(Description of the task): Return every line that contains the string "button".

Element and region data
####################

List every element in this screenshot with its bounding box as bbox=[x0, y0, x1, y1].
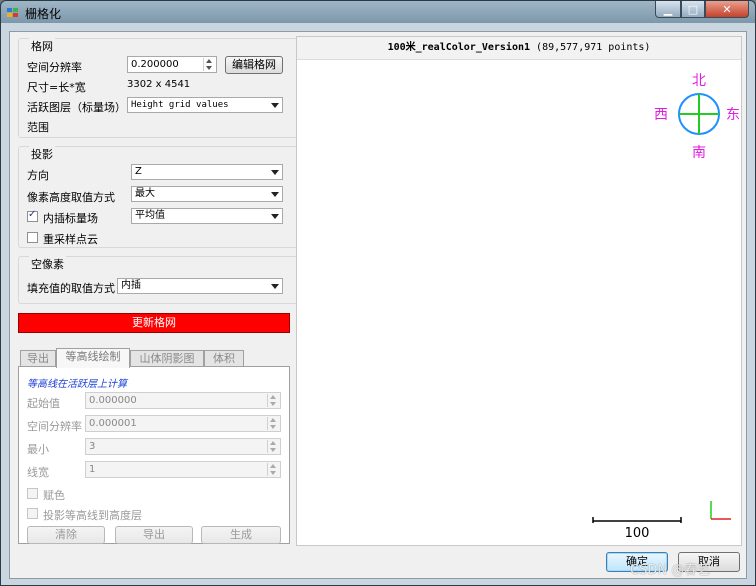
axis-triad-icon bbox=[710, 501, 731, 520]
minimize-button[interactable]: ▁ bbox=[655, 1, 681, 18]
chevron-down-icon bbox=[271, 103, 279, 108]
maximize-button[interactable]: □ bbox=[681, 1, 705, 18]
clear-button[interactable]: 清除 bbox=[27, 526, 105, 544]
tab-volume[interactable]: 体积 bbox=[204, 350, 244, 367]
contour-panel: 等高线在活跃层上计算 起始值 0.000000 空间分辨率 0.000001 最… bbox=[18, 366, 290, 544]
generate-button[interactable]: 生成 bbox=[201, 526, 281, 544]
app-icon bbox=[7, 8, 18, 17]
close-icon: ✕ bbox=[722, 2, 732, 16]
resolution-input[interactable]: 0.200000 bbox=[127, 56, 217, 73]
colorize-label: 赋色 bbox=[43, 489, 65, 502]
active-layer-value: Height grid values bbox=[131, 100, 229, 110]
active-layer-label: 活跃图层（标量场） bbox=[27, 101, 126, 114]
cell-height-select[interactable]: 最大 bbox=[131, 186, 283, 202]
step-input[interactable]: 0.000001 bbox=[85, 415, 281, 432]
min-input[interactable]: 3 bbox=[85, 438, 281, 455]
export-button[interactable]: 导出 bbox=[115, 526, 193, 544]
tab-bar: 导出 等高线绘制 山体阴影图 体积 bbox=[18, 348, 290, 368]
compass-north: 北 bbox=[692, 73, 706, 89]
size-label: 尺寸=长*宽 bbox=[27, 81, 86, 94]
update-grid-button[interactable]: 更新格网 bbox=[18, 313, 290, 333]
fill-label: 填充值的取值方式 bbox=[27, 282, 115, 295]
3d-viewer[interactable]: 100米_realColor_Version1 (89,577,971 poin… bbox=[296, 36, 742, 546]
step-label: 空间分辨率 bbox=[27, 420, 82, 433]
empty-cells-group: 空像素 填充值的取值方式 内插 bbox=[18, 256, 300, 304]
interpolate-select[interactable]: 平均值 bbox=[131, 208, 283, 224]
project-contours-checkbox[interactable] bbox=[27, 508, 38, 519]
tab-contour[interactable]: 等高线绘制 bbox=[56, 348, 130, 368]
viewer-header: 100米_realColor_Version1 (89,577,971 poin… bbox=[297, 37, 741, 60]
interpolate-label: 内插标量场 bbox=[43, 212, 98, 225]
size-value: 3302 x 4541 bbox=[127, 79, 191, 90]
spin-arrows-icon[interactable] bbox=[267, 394, 279, 407]
resample-label: 重采样点云 bbox=[43, 233, 98, 246]
point-count: (89,577,971 points) bbox=[536, 42, 651, 53]
grid-group-title: 格网 bbox=[29, 38, 55, 54]
width-input[interactable]: 1 bbox=[85, 461, 281, 478]
cell-height-label: 像素高度取值方式 bbox=[27, 191, 115, 204]
scale-bar-label: 100 bbox=[625, 526, 650, 539]
interpolate-value: 平均值 bbox=[135, 210, 165, 221]
grid-group: 格网 空间分辨率 0.200000 编辑格网 尺寸=长*宽 3302 x 454… bbox=[18, 38, 300, 138]
projection-group-title: 投影 bbox=[29, 146, 55, 162]
cloud-name: 100米_realColor_Version1 bbox=[387, 42, 531, 53]
spin-arrows-icon[interactable] bbox=[203, 58, 215, 71]
empty-cells-group-title: 空像素 bbox=[29, 256, 66, 272]
step-value: 0.000001 bbox=[89, 418, 137, 429]
min-value: 3 bbox=[89, 441, 96, 452]
fill-value: 内插 bbox=[121, 280, 141, 291]
compass-east: 东 bbox=[726, 107, 740, 123]
compass-south: 南 bbox=[692, 145, 706, 161]
dialog-body: 格网 空间分辨率 0.200000 编辑格网 尺寸=长*宽 3302 x 454… bbox=[9, 31, 747, 579]
chevron-down-icon bbox=[271, 214, 279, 219]
width-label: 线宽 bbox=[27, 466, 49, 479]
start-input[interactable]: 0.000000 bbox=[85, 392, 281, 409]
compass-west: 西 bbox=[654, 107, 668, 123]
tab-export[interactable]: 导出 bbox=[20, 350, 56, 367]
spin-arrows-icon[interactable] bbox=[267, 463, 279, 476]
edit-grid-button[interactable]: 编辑格网 bbox=[225, 56, 283, 74]
direction-label: 方向 bbox=[27, 169, 49, 182]
contour-note: 等高线在活跃层上计算 bbox=[27, 379, 127, 390]
start-label: 起始值 bbox=[27, 397, 60, 410]
window-title: 栅格化 bbox=[25, 7, 62, 21]
direction-value: Z bbox=[135, 166, 142, 177]
min-label: 最小 bbox=[27, 443, 49, 456]
chevron-down-icon bbox=[271, 284, 279, 289]
compass-rose-icon: 北 西 东 南 bbox=[654, 73, 740, 161]
start-value: 0.000000 bbox=[89, 395, 137, 406]
width-value: 1 bbox=[89, 464, 96, 475]
projection-group: 投影 方向 Z 像素高度取值方式 最大 内插标量场 平均值 重采样点云 bbox=[18, 146, 300, 248]
resolution-label: 空间分辨率 bbox=[27, 61, 82, 74]
watermark: CSDN @春艺 bbox=[630, 563, 711, 578]
chevron-down-icon bbox=[271, 192, 279, 197]
maximize-icon: □ bbox=[687, 2, 699, 16]
fill-select[interactable]: 内插 bbox=[117, 278, 283, 294]
rasterize-dialog: 栅格化 ▁ □ ✕ 格网 空间分辨率 0.200000 编辑格网 尺寸=长*宽 … bbox=[0, 0, 756, 586]
title-bar[interactable]: 栅格化 ▁ □ ✕ bbox=[1, 1, 755, 23]
resolution-value: 0.200000 bbox=[131, 59, 179, 70]
spin-arrows-icon[interactable] bbox=[267, 417, 279, 430]
cell-height-value: 最大 bbox=[135, 188, 155, 199]
colorize-checkbox[interactable] bbox=[27, 488, 38, 499]
active-layer-select[interactable]: Height grid values bbox=[127, 97, 283, 113]
direction-select[interactable]: Z bbox=[131, 164, 283, 180]
interpolate-checkbox[interactable] bbox=[27, 209, 38, 222]
minimize-icon: ▁ bbox=[663, 2, 673, 16]
chevron-down-icon bbox=[271, 170, 279, 175]
scale-bar: 100 bbox=[592, 517, 682, 539]
resample-checkbox[interactable] bbox=[27, 232, 38, 243]
project-contours-label: 投影等高线到高度层 bbox=[43, 509, 142, 522]
tab-hillshade[interactable]: 山体阴影图 bbox=[130, 350, 204, 367]
spin-arrows-icon[interactable] bbox=[267, 440, 279, 453]
range-label: 范围 bbox=[27, 121, 49, 134]
close-button[interactable]: ✕ bbox=[705, 1, 749, 18]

####################

(Exercise solution):
minimize-button[interactable]: ▁ bbox=[655, 1, 681, 18]
maximize-button[interactable]: □ bbox=[681, 1, 705, 18]
clear-button[interactable]: 清除 bbox=[27, 526, 105, 544]
generate-button[interactable]: 生成 bbox=[201, 526, 281, 544]
export-button[interactable]: 导出 bbox=[115, 526, 193, 544]
update-grid-button[interactable]: 更新格网 bbox=[18, 313, 290, 333]
edit-grid-button[interactable]: 编辑格网 bbox=[225, 56, 283, 74]
close-button[interactable]: ✕ bbox=[705, 1, 749, 18]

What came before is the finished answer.